***** Provided entries

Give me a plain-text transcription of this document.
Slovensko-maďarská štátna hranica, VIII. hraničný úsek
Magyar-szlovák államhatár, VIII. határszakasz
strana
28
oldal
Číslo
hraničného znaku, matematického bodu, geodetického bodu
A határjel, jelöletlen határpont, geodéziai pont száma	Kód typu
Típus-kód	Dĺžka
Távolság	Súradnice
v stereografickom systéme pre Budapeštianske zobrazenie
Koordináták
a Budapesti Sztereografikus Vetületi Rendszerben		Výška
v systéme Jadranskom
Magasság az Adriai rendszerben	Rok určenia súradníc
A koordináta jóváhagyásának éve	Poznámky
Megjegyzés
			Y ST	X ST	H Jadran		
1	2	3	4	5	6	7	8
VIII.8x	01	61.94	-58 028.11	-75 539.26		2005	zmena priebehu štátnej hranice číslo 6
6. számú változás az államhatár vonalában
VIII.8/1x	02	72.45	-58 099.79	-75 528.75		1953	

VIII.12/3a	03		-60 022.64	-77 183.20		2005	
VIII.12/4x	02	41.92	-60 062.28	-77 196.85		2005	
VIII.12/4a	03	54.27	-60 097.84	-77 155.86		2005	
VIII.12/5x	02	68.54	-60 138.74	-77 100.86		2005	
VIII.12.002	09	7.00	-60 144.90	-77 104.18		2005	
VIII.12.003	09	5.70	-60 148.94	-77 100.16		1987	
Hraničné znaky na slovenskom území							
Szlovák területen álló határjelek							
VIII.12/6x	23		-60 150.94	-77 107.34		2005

**********

Brief -
Reproduce each entry exactly, leaving out nothing.

Solution for this task -
Give me a plain-text transcription of this document.
Slovensko-maďarská štátna hranica, VIII. hraničný úsek
Magyar-szlovák államhatár, VIII. határszakasz
strana
28
oldal
Číslo
hraničného znaku, matematického bodu, geodetického bodu
A határjel, jelöletlen határpont, geodéziai pont száma	Kód typu
Típus-kód	Dĺžka
Távolság	Súradnice
v stereografickom systéme pre Budapeštianske zobrazenie
Koordináták
a Budapesti Sztereografikus Vetületi Rendszerben		Výška
v systéme Jadranskom
Magasság az Adriai rendszerben	Rok určenia súradníc
A koordináta jóváhagyásának éve	Poznámky
Megjegyzés
			Y ST	X ST	H Jadran		
1	2	3	4	5	6	7	8
VIII.8x	01	61.94	-58 028.11	-75 539.26		2005	zmena priebehu štátnej hranice číslo 6
6. számú változás az államhatár vonalában
VIII.8/1x	02	72.45	-58 099.79	-75 528.75		1953	

VIII.12/3a	03		-60 022.64	-77 183.20		2005	
VIII.12/4x	02	41.92	-60 062.28	-77 196.85		2005	
VIII.12/4a	03	54.27	-60 097.84	-77 155.86		2005	
VIII.12/5x	02	68.54	-60 138.74	-77 100.86		2005	
VIII.12.002	09	7.00	-60 144.90	-77 104.18		2005	
VIII.12.003	09	5.70	-60 148.94	-77 100.16		1987	
Hraničné znaky na slovenskom území							
Szlovák területen álló határjelek							
VIII.12/6x	23		-60 150.94	-77 107.34		2005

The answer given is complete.